What is asked:
Extract every line of the listing below that contains the string "value". The match is case-sensitive.

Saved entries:
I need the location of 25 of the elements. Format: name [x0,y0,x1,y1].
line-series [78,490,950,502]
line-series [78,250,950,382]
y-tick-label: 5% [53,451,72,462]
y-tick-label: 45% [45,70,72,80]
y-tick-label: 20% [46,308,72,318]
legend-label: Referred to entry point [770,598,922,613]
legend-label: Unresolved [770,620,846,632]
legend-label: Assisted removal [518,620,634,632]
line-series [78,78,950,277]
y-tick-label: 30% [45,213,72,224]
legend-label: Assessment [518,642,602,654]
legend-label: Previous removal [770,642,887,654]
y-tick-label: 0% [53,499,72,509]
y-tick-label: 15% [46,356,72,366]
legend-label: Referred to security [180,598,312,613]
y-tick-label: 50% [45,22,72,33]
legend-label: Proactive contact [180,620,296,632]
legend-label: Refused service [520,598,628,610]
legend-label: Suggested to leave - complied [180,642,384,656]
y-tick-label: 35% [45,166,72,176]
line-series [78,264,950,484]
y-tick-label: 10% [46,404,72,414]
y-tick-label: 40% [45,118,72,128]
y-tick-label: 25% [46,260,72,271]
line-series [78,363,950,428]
--
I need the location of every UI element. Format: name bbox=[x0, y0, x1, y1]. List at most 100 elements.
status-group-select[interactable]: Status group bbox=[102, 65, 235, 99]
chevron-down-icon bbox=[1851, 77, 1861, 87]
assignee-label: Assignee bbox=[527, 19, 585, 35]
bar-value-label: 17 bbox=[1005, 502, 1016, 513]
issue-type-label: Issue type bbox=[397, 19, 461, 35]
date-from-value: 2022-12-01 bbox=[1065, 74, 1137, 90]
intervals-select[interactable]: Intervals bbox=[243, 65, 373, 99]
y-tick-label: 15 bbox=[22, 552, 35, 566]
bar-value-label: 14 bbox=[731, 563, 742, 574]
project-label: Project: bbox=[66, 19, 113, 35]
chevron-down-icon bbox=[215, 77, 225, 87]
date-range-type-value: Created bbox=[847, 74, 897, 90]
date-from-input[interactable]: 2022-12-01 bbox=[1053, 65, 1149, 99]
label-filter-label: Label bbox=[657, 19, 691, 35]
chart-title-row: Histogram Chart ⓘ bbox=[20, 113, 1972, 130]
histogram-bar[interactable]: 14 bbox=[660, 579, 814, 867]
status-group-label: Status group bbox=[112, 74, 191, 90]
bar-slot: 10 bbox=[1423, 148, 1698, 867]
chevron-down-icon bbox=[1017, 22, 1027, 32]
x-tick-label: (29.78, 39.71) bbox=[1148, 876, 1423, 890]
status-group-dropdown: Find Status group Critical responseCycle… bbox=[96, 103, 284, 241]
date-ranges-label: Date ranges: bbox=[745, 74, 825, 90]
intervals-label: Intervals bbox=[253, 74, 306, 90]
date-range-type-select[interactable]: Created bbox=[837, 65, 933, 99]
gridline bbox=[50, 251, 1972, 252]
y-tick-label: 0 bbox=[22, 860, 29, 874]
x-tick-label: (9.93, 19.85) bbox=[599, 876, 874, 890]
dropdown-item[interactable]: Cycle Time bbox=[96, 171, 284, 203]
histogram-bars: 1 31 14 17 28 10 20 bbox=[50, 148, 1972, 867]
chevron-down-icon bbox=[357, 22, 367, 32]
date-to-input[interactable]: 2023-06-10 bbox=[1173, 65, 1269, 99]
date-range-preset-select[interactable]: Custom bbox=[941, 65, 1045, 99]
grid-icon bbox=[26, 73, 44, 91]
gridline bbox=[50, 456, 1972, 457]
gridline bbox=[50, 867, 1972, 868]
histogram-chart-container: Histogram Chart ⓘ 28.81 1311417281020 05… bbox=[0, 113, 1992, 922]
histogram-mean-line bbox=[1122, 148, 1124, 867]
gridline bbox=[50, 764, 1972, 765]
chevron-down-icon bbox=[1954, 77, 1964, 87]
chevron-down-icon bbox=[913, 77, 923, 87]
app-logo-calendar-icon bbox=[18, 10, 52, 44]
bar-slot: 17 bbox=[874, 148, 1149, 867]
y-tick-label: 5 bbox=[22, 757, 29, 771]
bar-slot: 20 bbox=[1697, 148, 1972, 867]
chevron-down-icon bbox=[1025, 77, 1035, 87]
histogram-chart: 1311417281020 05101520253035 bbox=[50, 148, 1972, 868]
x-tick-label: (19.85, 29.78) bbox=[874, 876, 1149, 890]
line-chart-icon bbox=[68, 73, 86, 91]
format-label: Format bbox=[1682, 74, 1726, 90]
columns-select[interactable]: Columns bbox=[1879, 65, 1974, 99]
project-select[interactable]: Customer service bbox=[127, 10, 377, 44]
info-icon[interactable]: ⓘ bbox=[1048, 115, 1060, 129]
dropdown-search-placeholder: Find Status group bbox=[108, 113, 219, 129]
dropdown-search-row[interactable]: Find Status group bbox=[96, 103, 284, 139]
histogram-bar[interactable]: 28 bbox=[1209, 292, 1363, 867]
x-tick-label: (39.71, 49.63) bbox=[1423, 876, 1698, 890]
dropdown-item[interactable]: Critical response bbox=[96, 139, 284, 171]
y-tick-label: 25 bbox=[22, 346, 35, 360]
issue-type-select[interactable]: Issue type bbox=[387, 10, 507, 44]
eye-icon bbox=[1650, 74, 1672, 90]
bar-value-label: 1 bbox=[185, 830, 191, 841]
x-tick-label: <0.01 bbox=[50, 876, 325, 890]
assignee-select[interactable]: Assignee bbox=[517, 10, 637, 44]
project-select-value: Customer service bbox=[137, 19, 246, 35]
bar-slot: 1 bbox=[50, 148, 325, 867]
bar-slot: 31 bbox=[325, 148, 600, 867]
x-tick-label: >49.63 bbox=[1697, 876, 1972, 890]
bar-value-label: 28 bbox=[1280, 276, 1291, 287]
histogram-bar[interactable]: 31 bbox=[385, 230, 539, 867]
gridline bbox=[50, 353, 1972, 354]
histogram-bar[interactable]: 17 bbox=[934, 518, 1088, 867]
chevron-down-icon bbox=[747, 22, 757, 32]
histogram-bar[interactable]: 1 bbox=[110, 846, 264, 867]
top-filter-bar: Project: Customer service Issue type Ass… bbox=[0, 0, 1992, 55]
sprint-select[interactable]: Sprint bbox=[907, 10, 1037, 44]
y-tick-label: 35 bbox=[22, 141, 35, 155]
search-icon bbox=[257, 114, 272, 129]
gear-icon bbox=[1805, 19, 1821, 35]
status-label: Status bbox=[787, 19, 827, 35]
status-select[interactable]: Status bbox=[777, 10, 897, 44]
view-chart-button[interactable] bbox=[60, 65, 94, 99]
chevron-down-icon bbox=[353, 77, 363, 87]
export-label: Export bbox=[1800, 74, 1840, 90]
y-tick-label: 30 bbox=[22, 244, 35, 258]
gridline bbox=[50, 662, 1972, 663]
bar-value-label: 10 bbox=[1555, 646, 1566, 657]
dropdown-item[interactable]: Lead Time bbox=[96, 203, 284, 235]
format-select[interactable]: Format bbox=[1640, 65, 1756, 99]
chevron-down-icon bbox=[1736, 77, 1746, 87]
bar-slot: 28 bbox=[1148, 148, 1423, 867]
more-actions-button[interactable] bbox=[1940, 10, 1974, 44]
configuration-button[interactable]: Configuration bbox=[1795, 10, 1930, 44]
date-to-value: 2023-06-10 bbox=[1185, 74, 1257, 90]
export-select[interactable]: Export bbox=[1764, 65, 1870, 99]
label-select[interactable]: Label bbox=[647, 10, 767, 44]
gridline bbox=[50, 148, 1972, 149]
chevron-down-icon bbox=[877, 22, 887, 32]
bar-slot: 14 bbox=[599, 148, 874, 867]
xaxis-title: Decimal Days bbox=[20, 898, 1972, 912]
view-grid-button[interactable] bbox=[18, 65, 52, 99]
* * *
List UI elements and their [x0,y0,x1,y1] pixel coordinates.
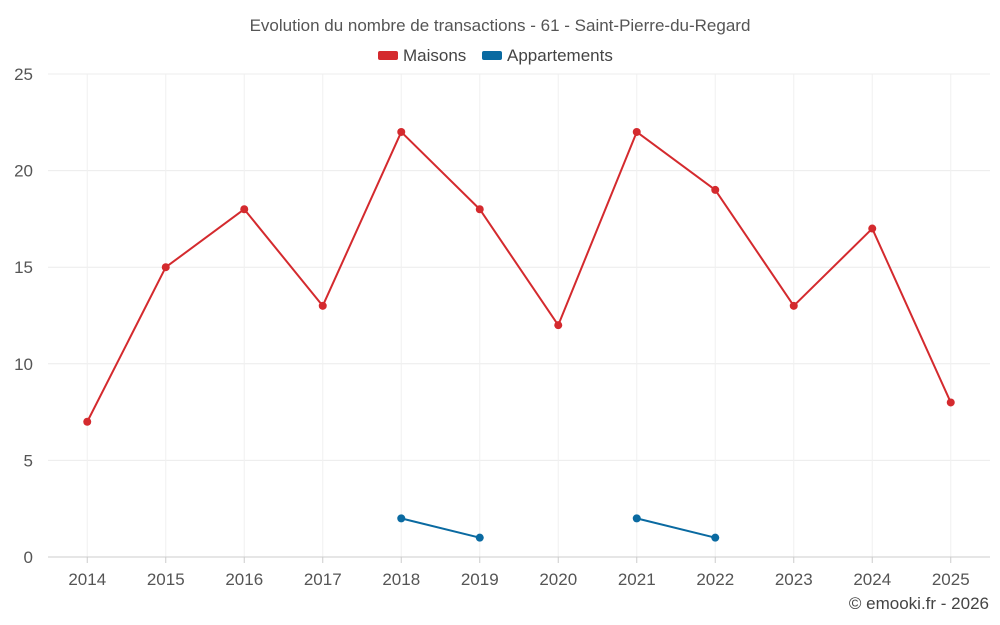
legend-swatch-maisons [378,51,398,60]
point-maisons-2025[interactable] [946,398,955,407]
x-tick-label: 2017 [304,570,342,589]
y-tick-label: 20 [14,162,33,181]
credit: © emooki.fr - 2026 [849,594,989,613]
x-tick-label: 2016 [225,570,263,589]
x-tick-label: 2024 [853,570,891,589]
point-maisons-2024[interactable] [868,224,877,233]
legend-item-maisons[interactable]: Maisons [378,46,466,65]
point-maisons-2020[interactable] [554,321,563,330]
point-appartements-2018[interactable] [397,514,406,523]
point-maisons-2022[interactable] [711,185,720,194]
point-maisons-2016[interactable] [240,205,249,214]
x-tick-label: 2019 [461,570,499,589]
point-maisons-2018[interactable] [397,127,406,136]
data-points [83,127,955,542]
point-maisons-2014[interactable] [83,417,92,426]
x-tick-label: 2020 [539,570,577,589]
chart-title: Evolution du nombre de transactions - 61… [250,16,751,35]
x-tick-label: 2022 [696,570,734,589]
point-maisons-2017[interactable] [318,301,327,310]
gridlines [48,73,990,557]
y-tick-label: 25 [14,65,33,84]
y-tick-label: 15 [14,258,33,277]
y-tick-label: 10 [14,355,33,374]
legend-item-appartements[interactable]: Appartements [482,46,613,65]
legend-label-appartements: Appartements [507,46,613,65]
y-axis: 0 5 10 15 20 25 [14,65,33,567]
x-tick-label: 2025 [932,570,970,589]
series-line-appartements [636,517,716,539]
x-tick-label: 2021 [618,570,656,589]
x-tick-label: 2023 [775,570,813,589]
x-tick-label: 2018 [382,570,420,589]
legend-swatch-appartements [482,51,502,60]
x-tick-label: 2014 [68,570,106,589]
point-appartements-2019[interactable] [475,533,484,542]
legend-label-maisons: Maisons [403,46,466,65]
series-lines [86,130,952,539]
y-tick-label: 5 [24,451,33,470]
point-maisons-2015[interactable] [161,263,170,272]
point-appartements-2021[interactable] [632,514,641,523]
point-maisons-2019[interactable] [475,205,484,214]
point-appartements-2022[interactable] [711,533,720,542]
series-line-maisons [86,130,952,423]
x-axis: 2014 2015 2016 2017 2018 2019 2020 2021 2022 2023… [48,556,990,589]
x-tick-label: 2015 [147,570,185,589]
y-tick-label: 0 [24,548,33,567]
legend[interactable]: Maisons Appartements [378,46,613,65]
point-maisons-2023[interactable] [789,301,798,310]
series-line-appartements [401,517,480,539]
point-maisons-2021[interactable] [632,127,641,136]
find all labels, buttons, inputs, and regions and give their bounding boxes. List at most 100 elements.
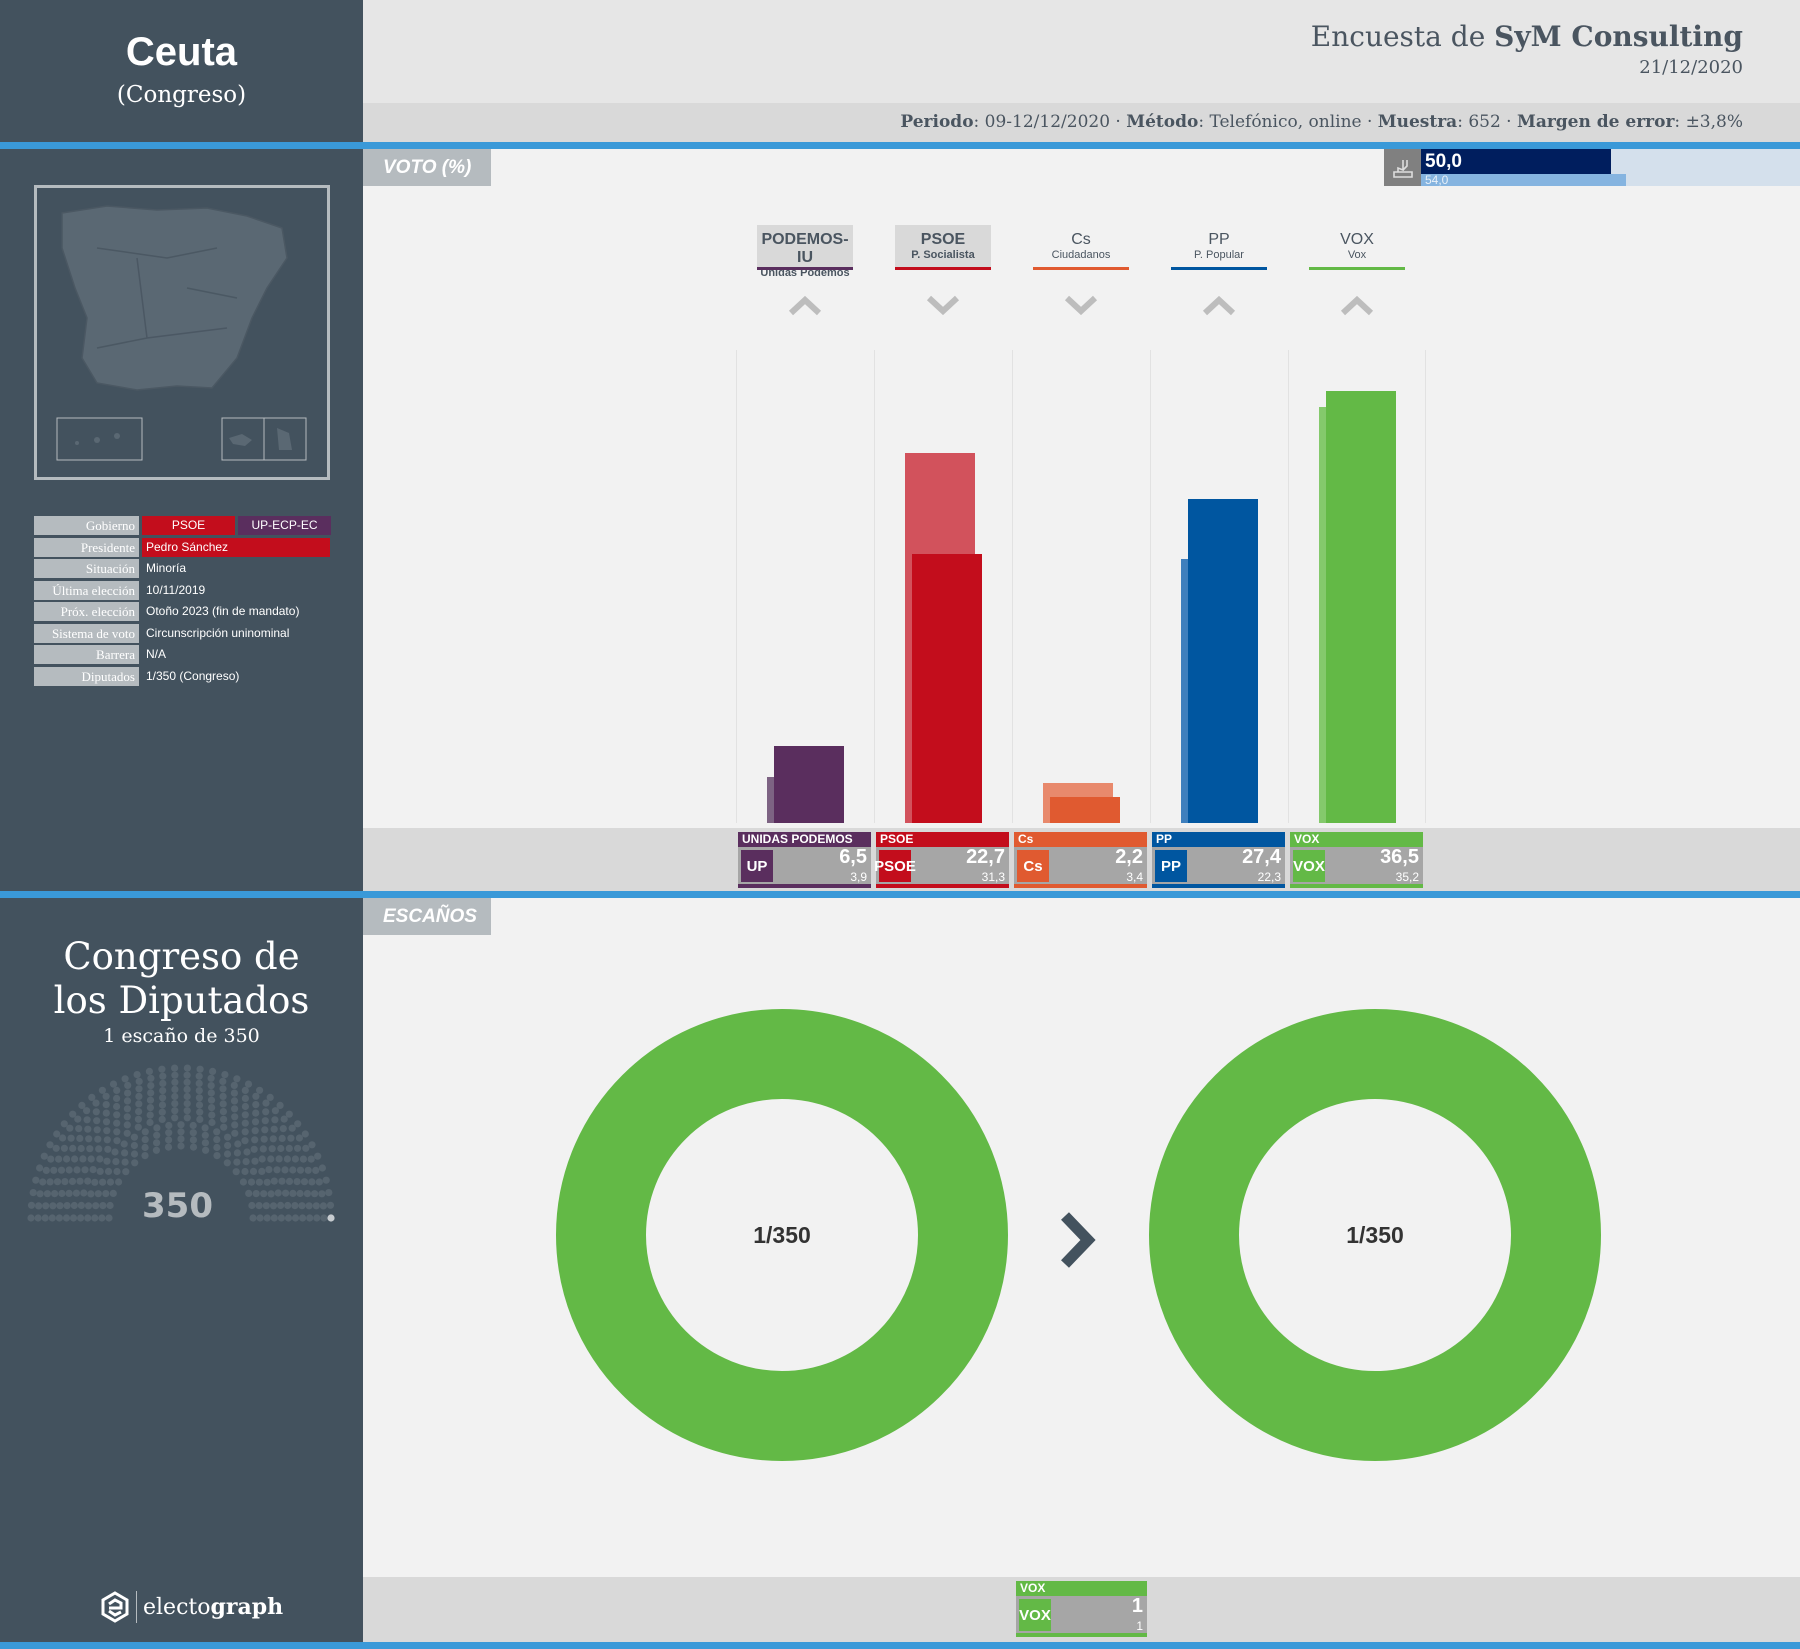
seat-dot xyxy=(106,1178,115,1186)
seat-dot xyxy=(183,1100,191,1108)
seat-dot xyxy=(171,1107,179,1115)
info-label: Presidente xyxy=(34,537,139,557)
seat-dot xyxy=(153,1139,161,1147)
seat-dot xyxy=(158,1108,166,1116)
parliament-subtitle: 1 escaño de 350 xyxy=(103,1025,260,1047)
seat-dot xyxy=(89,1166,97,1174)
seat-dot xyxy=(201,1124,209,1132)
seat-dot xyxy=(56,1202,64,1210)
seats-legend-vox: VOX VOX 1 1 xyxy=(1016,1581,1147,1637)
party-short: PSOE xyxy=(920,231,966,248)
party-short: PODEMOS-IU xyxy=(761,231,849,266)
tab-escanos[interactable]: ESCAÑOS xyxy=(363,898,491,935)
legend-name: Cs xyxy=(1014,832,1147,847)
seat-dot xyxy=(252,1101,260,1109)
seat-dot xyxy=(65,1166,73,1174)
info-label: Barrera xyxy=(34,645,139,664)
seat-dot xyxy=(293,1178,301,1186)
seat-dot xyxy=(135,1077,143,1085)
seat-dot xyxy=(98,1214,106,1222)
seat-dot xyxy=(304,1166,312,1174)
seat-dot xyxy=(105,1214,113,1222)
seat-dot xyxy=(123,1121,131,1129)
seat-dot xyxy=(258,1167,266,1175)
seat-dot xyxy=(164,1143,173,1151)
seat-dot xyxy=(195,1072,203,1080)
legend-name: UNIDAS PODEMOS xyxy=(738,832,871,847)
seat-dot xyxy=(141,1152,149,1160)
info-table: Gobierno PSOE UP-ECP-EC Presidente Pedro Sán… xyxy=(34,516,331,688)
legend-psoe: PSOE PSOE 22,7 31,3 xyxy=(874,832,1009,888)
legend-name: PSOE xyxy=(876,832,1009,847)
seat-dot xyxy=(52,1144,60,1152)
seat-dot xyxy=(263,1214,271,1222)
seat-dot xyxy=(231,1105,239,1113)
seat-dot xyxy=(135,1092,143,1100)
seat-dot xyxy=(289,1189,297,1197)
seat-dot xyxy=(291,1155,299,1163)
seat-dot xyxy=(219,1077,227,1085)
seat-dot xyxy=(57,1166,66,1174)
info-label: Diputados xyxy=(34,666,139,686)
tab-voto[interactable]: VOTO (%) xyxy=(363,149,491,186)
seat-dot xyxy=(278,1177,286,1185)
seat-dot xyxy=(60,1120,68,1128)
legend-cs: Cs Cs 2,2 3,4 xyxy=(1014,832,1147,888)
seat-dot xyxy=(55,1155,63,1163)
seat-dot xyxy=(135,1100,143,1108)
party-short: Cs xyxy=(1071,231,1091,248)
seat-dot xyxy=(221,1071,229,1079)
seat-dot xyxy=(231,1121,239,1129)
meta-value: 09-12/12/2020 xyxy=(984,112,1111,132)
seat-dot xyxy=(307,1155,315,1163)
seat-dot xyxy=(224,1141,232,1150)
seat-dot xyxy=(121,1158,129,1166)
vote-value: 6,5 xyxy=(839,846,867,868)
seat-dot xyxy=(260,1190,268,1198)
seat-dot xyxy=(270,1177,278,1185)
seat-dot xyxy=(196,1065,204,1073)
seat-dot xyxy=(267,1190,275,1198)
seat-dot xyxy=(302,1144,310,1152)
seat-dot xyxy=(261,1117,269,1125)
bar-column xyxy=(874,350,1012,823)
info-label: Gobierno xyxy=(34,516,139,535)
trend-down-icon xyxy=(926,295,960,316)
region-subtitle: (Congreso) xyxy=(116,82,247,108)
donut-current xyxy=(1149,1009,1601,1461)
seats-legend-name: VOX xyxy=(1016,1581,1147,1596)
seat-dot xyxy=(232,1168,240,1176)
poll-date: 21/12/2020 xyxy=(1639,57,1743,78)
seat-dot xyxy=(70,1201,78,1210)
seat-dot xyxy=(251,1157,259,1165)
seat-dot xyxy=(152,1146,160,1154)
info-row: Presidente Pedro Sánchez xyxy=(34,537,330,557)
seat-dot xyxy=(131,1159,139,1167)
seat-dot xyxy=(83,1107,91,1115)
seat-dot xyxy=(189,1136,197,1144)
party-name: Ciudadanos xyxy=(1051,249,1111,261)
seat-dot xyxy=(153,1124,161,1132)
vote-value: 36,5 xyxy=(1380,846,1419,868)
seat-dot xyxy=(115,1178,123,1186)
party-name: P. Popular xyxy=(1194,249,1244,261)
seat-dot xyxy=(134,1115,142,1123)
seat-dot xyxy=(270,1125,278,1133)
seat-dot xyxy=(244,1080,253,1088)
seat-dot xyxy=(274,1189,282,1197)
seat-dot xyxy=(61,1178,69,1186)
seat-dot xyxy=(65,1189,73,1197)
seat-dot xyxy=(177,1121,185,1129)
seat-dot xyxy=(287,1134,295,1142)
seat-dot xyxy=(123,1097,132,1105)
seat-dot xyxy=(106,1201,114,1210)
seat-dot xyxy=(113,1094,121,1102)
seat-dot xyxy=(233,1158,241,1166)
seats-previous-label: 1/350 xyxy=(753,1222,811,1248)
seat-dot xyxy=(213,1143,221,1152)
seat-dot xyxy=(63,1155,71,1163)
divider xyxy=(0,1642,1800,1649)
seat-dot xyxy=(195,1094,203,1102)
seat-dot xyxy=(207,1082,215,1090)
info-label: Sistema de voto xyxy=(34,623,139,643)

Expected answer:
bar-value-label: 17 bbox=[1005, 502, 1016, 513]
date-from-value: 2022-12-01 bbox=[1065, 74, 1137, 90]
bar-value-label: 14 bbox=[731, 563, 742, 574]
date-range-type-value: Created bbox=[847, 74, 897, 90]
bar-value-label: 1 bbox=[185, 830, 191, 841]
project-select-value: Customer service bbox=[137, 19, 246, 35]
bar-value-label: 28 bbox=[1280, 276, 1291, 287]
bar-value-label: 10 bbox=[1555, 646, 1566, 657]
date-to-value: 2023-06-10 bbox=[1185, 74, 1257, 90]
meta-value: 09-12/12/2020 xyxy=(984,112,1111,132)
vote-value: 6,5 xyxy=(839,846,867,868)
vote-value: 36,5 xyxy=(1380,846,1419,868)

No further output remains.